--- START ---
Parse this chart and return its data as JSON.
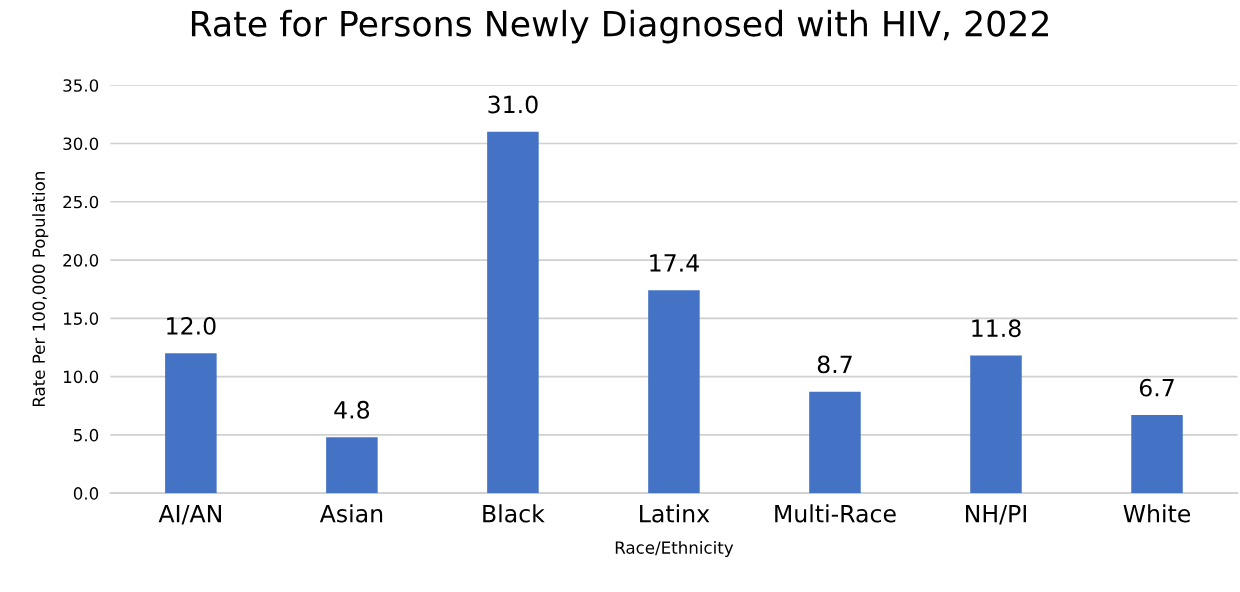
{
  "chart_data": {
    "type": "bar",
    "title": "Rate for Persons Newly Diagnosed with HIV, 2022",
    "xlabel": "Race/Ethnicity",
    "ylabel": "Rate Per 100,000 Population",
    "categories": [
      "AI/AN",
      "Asian",
      "Black",
      "Latinx",
      "Multi-Race",
      "NH/PI",
      "White"
    ],
    "values": [
      12.0,
      4.8,
      31.0,
      17.4,
      8.7,
      11.8,
      6.7
    ],
    "value_labels": [
      "12.0",
      "4.8",
      "31.0",
      "17.4",
      "8.7",
      "11.8",
      "6.7"
    ],
    "color": "#4472c4",
    "ylim": [
      0,
      35
    ],
    "yticks": [
      {
        "value": 0,
        "label": "0.0"
      },
      {
        "value": 5,
        "label": "5.0"
      },
      {
        "value": 10,
        "label": "10.0"
      },
      {
        "value": 15,
        "label": "15.0"
      },
      {
        "value": 20,
        "label": "20.0"
      },
      {
        "value": 25,
        "label": "25.0"
      },
      {
        "value": 30,
        "label": "30.0"
      },
      {
        "value": 35,
        "label": "35.0"
      }
    ],
    "grid": "y",
    "legend": false
  }
}
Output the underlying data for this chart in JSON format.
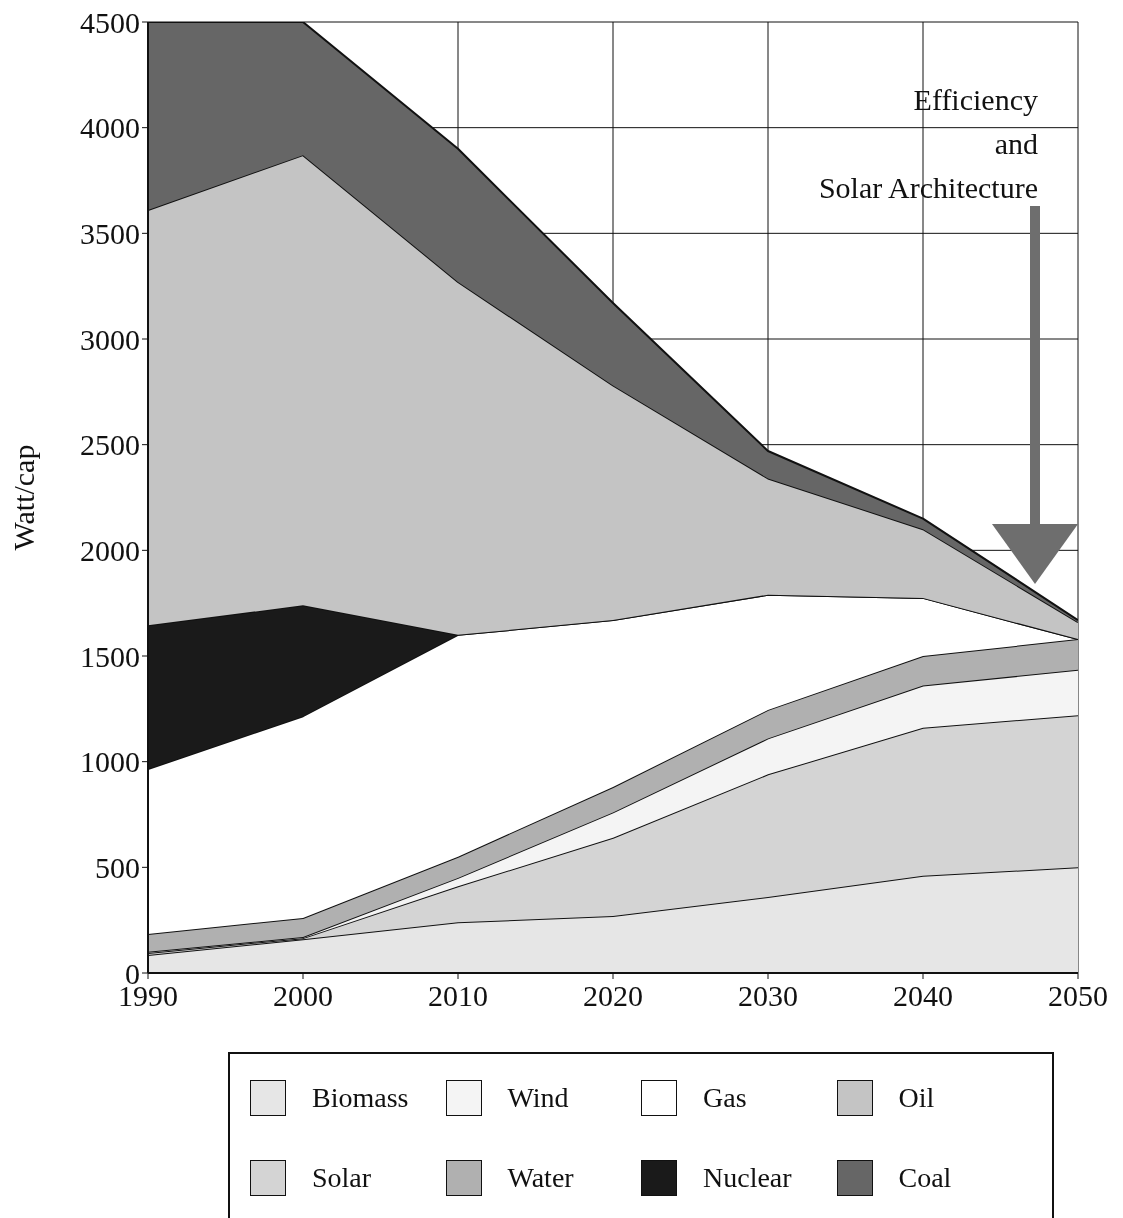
{
  "chart_data": {
    "type": "area",
    "stacked": true,
    "ylabel": "Watt/cap",
    "x": [
      1990,
      2000,
      2010,
      2020,
      2030,
      2040,
      2050
    ],
    "xlim": [
      1990,
      2050
    ],
    "xticks": [
      1990,
      2000,
      2010,
      2020,
      2030,
      2040,
      2050
    ],
    "ylim": [
      0,
      4500
    ],
    "yticks": [
      0,
      500,
      1000,
      1500,
      2000,
      2500,
      3000,
      3500,
      4000,
      4500
    ],
    "grid": true,
    "legend": "bottom",
    "series": [
      {
        "name": "Biomass",
        "color": "#e6e6e6",
        "values": [
          85,
          160,
          240,
          270,
          360,
          460,
          500
        ]
      },
      {
        "name": "Solar",
        "color": "#d4d4d4",
        "values": [
          10,
          5,
          170,
          370,
          580,
          700,
          720
        ]
      },
      {
        "name": "Wind",
        "color": "#f4f4f4",
        "values": [
          5,
          5,
          40,
          120,
          170,
          200,
          215
        ]
      },
      {
        "name": "Water",
        "color": "#b0b0b0",
        "values": [
          85,
          90,
          100,
          120,
          135,
          140,
          145
        ]
      },
      {
        "name": "Gas",
        "color": "#ffffff",
        "values": [
          780,
          955,
          1050,
          790,
          545,
          275,
          0
        ]
      },
      {
        "name": "Nuclear",
        "color": "#1a1a1a",
        "values": [
          680,
          525,
          0,
          0,
          0,
          0,
          0
        ]
      },
      {
        "name": "Oil",
        "color": "#c4c4c4",
        "values": [
          1965,
          2130,
          1670,
          1110,
          550,
          325,
          80
        ]
      },
      {
        "name": "Coal",
        "color": "#666666",
        "values": [
          890,
          630,
          630,
          390,
          130,
          50,
          10
        ]
      }
    ],
    "annotations": [
      "Efficiency\nand\nSolar Architecture"
    ]
  }
}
--- END ---
• [Aim]:
Make a word-for-word copy of the entries, without any pictures.

• [Full answer]:
Parse this chart and return its data as JSON.
{
  "chart_data": {
    "type": "bar",
    "title": "Rate for Persons Newly Diagnosed with HIV, 2022",
    "xlabel": "Race/Ethnicity",
    "ylabel": "Rate Per 100,000 Population",
    "categories": [
      "AI/AN",
      "Asian",
      "Black",
      "Latinx",
      "Multi-Race",
      "NH/PI",
      "White"
    ],
    "values": [
      12.0,
      4.8,
      31.0,
      17.4,
      8.7,
      11.8,
      6.7
    ],
    "value_labels": [
      "12.0",
      "4.8",
      "31.0",
      "17.4",
      "8.7",
      "11.8",
      "6.7"
    ],
    "color": "#4472c4",
    "ylim": [
      0,
      35
    ],
    "yticks": [
      {
        "value": 0,
        "label": "0.0"
      },
      {
        "value": 5,
        "label": "5.0"
      },
      {
        "value": 10,
        "label": "10.0"
      },
      {
        "value": 15,
        "label": "15.0"
      },
      {
        "value": 20,
        "label": "20.0"
      },
      {
        "value": 25,
        "label": "25.0"
      },
      {
        "value": 30,
        "label": "30.0"
      },
      {
        "value": 35,
        "label": "35.0"
      }
    ],
    "grid": "y",
    "legend": false
  }
}
Output the underlying data for this chart in JSON format.
{
  "chart_data": {
    "type": "area",
    "stacked": true,
    "ylabel": "Watt/cap",
    "x": [
      1990,
      2000,
      2010,
      2020,
      2030,
      2040,
      2050
    ],
    "xlim": [
      1990,
      2050
    ],
    "xticks": [
      1990,
      2000,
      2010,
      2020,
      2030,
      2040,
      2050
    ],
    "ylim": [
      0,
      4500
    ],
    "yticks": [
      0,
      500,
      1000,
      1500,
      2000,
      2500,
      3000,
      3500,
      4000,
      4500
    ],
    "grid": true,
    "legend": "bottom",
    "series": [
      {
        "name": "Biomass",
        "color": "#e6e6e6",
        "values": [
          85,
          160,
          240,
          270,
          360,
          460,
          500
        ]
      },
      {
        "name": "Solar",
        "color": "#d4d4d4",
        "values": [
          10,
          5,
          170,
          370,
          580,
          700,
          720
        ]
      },
      {
        "name": "Wind",
        "color": "#f4f4f4",
        "values": [
          5,
          5,
          40,
          120,
          170,
          200,
          215
        ]
      },
      {
        "name": "Water",
        "color": "#b0b0b0",
        "values": [
          85,
          90,
          100,
          120,
          135,
          140,
          145
        ]
      },
      {
        "name": "Gas",
        "color": "#ffffff",
        "values": [
          780,
          955,
          1050,
          790,
          545,
          275,
          0
        ]
      },
      {
        "name": "Nuclear",
        "color": "#1a1a1a",
        "values": [
          680,
          525,
          0,
          0,
          0,
          0,
          0
        ]
      },
      {
        "name": "Oil",
        "color": "#c4c4c4",
        "values": [
          1965,
          2130,
          1670,
          1110,
          550,
          325,
          80
        ]
      },
      {
        "name": "Coal",
        "color": "#666666",
        "values": [
          890,
          630,
          630,
          390,
          130,
          50,
          10
        ]
      }
    ],
    "annotations": [
      "Efficiency\nand\nSolar Architecture"
    ]
  }
}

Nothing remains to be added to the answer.